## Data shown

---

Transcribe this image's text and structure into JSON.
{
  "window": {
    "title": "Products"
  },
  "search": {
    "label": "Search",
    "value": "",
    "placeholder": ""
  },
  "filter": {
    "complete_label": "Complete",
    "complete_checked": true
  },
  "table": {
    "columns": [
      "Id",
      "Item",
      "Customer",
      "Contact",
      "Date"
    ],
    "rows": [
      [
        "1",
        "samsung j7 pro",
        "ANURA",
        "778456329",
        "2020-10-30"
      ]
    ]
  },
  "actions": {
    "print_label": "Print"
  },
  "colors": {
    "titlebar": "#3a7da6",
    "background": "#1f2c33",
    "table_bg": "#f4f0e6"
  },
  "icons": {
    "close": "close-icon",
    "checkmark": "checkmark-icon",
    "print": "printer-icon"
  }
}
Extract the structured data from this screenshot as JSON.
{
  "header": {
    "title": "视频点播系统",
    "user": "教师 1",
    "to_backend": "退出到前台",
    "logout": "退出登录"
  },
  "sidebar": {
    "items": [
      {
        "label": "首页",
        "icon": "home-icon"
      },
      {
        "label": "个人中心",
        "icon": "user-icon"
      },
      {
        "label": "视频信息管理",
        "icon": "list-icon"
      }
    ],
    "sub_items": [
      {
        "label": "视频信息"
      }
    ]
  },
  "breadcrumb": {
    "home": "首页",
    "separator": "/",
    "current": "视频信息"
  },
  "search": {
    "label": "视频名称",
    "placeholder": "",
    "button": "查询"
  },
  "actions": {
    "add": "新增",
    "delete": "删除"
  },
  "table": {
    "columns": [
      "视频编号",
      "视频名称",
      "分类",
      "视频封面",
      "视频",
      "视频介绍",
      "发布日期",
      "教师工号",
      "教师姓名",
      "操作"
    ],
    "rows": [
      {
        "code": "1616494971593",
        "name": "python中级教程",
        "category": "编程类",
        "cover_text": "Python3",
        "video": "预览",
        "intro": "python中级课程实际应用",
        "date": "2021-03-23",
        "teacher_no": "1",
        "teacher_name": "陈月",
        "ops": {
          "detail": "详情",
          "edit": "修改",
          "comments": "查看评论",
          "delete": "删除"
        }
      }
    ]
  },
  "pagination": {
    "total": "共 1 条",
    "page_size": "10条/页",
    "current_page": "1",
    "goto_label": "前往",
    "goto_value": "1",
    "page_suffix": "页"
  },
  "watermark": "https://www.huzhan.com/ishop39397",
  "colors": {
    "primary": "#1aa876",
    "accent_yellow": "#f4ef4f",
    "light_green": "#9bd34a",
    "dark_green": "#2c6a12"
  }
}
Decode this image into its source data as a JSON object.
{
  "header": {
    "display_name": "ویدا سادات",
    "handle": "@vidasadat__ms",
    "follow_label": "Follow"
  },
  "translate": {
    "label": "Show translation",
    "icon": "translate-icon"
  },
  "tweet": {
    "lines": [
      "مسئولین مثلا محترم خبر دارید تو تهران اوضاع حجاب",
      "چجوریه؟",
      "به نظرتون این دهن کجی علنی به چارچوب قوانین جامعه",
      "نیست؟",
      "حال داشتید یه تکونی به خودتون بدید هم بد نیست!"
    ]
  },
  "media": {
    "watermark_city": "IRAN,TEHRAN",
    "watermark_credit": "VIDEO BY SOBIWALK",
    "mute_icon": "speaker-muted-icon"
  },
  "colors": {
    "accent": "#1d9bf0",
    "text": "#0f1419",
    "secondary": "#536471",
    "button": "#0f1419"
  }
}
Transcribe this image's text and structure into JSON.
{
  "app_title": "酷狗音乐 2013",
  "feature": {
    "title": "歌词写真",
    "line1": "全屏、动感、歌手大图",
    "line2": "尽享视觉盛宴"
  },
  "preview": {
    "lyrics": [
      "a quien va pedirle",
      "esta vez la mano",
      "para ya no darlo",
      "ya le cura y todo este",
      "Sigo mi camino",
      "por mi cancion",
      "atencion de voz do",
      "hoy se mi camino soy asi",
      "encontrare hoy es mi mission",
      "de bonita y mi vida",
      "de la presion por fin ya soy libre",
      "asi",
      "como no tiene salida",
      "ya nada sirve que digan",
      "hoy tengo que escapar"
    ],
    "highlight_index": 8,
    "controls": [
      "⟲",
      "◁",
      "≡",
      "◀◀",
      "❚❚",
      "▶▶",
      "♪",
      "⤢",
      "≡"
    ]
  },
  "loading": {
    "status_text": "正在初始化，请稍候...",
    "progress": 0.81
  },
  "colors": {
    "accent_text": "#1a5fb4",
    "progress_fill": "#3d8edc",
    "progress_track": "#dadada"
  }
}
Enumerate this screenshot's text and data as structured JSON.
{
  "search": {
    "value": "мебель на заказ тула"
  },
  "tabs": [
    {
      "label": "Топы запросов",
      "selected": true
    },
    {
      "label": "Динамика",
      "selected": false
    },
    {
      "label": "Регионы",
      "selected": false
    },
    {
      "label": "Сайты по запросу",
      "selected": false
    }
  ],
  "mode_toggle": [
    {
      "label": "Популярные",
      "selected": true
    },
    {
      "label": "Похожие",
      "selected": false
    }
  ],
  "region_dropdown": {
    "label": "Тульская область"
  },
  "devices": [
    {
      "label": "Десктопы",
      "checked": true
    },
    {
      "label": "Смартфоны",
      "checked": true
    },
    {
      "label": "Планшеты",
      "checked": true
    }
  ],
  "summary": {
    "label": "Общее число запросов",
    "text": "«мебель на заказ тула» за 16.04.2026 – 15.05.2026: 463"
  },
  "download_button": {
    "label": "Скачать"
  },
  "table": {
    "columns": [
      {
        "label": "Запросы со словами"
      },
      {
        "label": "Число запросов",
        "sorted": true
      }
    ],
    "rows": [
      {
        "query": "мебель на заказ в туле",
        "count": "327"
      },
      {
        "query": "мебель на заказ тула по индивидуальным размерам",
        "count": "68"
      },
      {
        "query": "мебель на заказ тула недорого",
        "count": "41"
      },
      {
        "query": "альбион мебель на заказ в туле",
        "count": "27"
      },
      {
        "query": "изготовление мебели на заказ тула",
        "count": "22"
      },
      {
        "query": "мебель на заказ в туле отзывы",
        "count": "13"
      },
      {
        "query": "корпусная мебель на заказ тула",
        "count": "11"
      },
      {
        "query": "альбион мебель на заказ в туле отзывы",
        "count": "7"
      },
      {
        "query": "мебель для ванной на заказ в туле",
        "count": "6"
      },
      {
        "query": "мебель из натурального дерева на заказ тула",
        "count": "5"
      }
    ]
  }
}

---

## What the task asks
Your task is to output the full set of records exactly as presented.

## Written solution
Transcribe this image's text and structure into JSON.
{
  "window": {
    "title": "Products"
  },
  "search": {
    "label": "Search",
    "value": "",
    "placeholder": ""
  },
  "filter": {
    "complete_label": "Complete",
    "complete_checked": true
  },
  "table": {
    "columns": [
      "Id",
      "Item",
      "Customer",
      "Contact",
      "Date"
    ],
    "rows": [
      [
        "1",
        "samsung j7 pro",
        "ANURA",
        "778456329",
        "2020-10-30"
      ]
    ]
  },
  "actions": {
    "print_label": "Print"
  },
  "colors": {
    "titlebar": "#3a7da6",
    "background": "#1f2c33",
    "table_bg": "#f4f0e6"
  },
  "icons": {
    "close": "close-icon",
    "checkmark": "checkmark-icon",
    "print": "printer-icon"
  }
}
Extract the structured data from this screenshot as JSON.
{
  "header": {
    "title": "视频点播系统",
    "user": "教师 1",
    "to_backend": "退出到前台",
    "logout": "退出登录"
  },
  "sidebar": {
    "items": [
      {
        "label": "首页",
        "icon": "home-icon"
      },
      {
        "label": "个人中心",
        "icon": "user-icon"
      },
      {
        "label": "视频信息管理",
        "icon": "list-icon"
      }
    ],
    "sub_items": [
      {
        "label": "视频信息"
      }
    ]
  },
  "breadcrumb": {
    "home": "首页",
    "separator": "/",
    "current": "视频信息"
  },
  "search": {
    "label": "视频名称",
    "placeholder": "",
    "button": "查询"
  },
  "actions": {
    "add": "新增",
    "delete": "删除"
  },
  "table": {
    "columns": [
      "视频编号",
      "视频名称",
      "分类",
      "视频封面",
      "视频",
      "视频介绍",
      "发布日期",
      "教师工号",
      "教师姓名",
      "操作"
    ],
    "rows": [
      {
        "code": "1616494971593",
        "name": "python中级教程",
        "category": "编程类",
        "cover_text": "Python3",
        "video": "预览",
        "intro": "python中级课程实际应用",
        "date": "2021-03-23",
        "teacher_no": "1",
        "teacher_name": "陈月",
        "ops": {
          "detail": "详情",
          "edit": "修改",
          "comments": "查看评论",
          "delete": "删除"
        }
      }
    ]
  },
  "pagination": {
    "total": "共 1 条",
    "page_size": "10条/页",
    "current_page": "1",
    "goto_label": "前往",
    "goto_value": "1",
    "page_suffix": "页"
  },
  "watermark": "https://www.huzhan.com/ishop39397",
  "colors": {
    "primary": "#1aa876",
    "accent_yellow": "#f4ef4f",
    "light_green": "#9bd34a",
    "dark_green": "#2c6a12"
  }
}
Decode this image into its source data as a JSON object.
{
  "header": {
    "display_name": "ویدا سادات",
    "handle": "@vidasadat__ms",
    "follow_label": "Follow"
  },
  "translate": {
    "label": "Show translation",
    "icon": "translate-icon"
  },
  "tweet": {
    "lines": [
      "مسئولین مثلا محترم خبر دارید تو تهران اوضاع حجاب",
      "چجوریه؟",
      "به نظرتون این دهن کجی علنی به چارچوب قوانین جامعه",
      "نیست؟",
      "حال داشتید یه تکونی به خودتون بدید هم بد نیست!"
    ]
  },
  "media": {
    "watermark_city": "IRAN,TEHRAN",
    "watermark_credit": "VIDEO BY SOBIWALK",
    "mute_icon": "speaker-muted-icon"
  },
  "colors": {
    "accent": "#1d9bf0",
    "text": "#0f1419",
    "secondary": "#536471",
    "button": "#0f1419"
  }
}
Transcribe this image's text and structure into JSON.
{
  "app_title": "酷狗音乐 2013",
  "feature": {
    "title": "歌词写真",
    "line1": "全屏、动感、歌手大图",
    "line2": "尽享视觉盛宴"
  },
  "preview": {
    "lyrics": [
      "a quien va pedirle",
      "esta vez la mano",
      "para ya no darlo",
      "ya le cura y todo este",
      "Sigo mi camino",
      "por mi cancion",
      "atencion de voz do",
      "hoy se mi camino soy asi",
      "encontrare hoy es mi mission",
      "de bonita y mi vida",
      "de la presion por fin ya soy libre",
      "asi",
      "como no tiene salida",
      "ya nada sirve que digan",
      "hoy tengo que escapar"
    ],
    "highlight_index": 8,
    "controls": [
      "⟲",
      "◁",
      "≡",
      "◀◀",
      "❚❚",
      "▶▶",
      "♪",
      "⤢",
      "≡"
    ]
  },
  "loading": {
    "status_text": "正在初始化，请稍候...",
    "progress": 0.81
  },
  "colors": {
    "accent_text": "#1a5fb4",
    "progress_fill": "#3d8edc",
    "progress_track": "#dadada"
  }
}
Enumerate this screenshot's text and data as structured JSON.
{
  "search": {
    "value": "мебель на заказ тула"
  },
  "tabs": [
    {
      "label": "Топы запросов",
      "selected": true
    },
    {
      "label": "Динамика",
      "selected": false
    },
    {
      "label": "Регионы",
      "selected": false
    },
    {
      "label": "Сайты по запросу",
      "selected": false
    }
  ],
  "mode_toggle": [
    {
      "label": "Популярные",
      "selected": true
    },
    {
      "label": "Похожие",
      "selected": false
    }
  ],
  "region_dropdown": {
    "label": "Тульская область"
  },
  "devices": [
    {
      "label": "Десктопы",
      "checked": true
    },
    {
      "label": "Смартфоны",
      "checked": true
    },
    {
      "label": "Планшеты",
      "checked": true
    }
  ],
  "summary": {
    "label": "Общее число запросов",
    "text": "«мебель на заказ тула» за 16.04.2026 – 15.05.2026: 463"
  },
  "download_button": {
    "label": "Скачать"
  },
  "table": {
    "columns": [
      {
        "label": "Запросы со словами"
      },
      {
        "label": "Число запросов",
        "sorted": true
      }
    ],
    "rows": [
      {
        "query": "мебель на заказ в туле",
        "count": "327"
      },
      {
        "query": "мебель на заказ тула по индивидуальным размерам",
        "count": "68"
      },
      {
        "query": "мебель на заказ тула недорого",
        "count": "41"
      },
      {
        "query": "альбион мебель на заказ в туле",
        "count": "27"
      },
      {
        "query": "изготовление мебели на заказ тула",
        "count": "22"
      },
      {
        "query": "мебель на заказ в туле отзывы",
        "count": "13"
      },
      {
        "query": "корпусная мебель на заказ тула",
        "count": "11"
      },
      {
        "query": "альбион мебель на заказ в туле отзывы",
        "count": "7"
      },
      {
        "query": "мебель для ванной на заказ в туле",
        "count": "6"
      },
      {
        "query": "мебель из натурального дерева на заказ тула",
        "count": "5"
      }
    ]
  }
}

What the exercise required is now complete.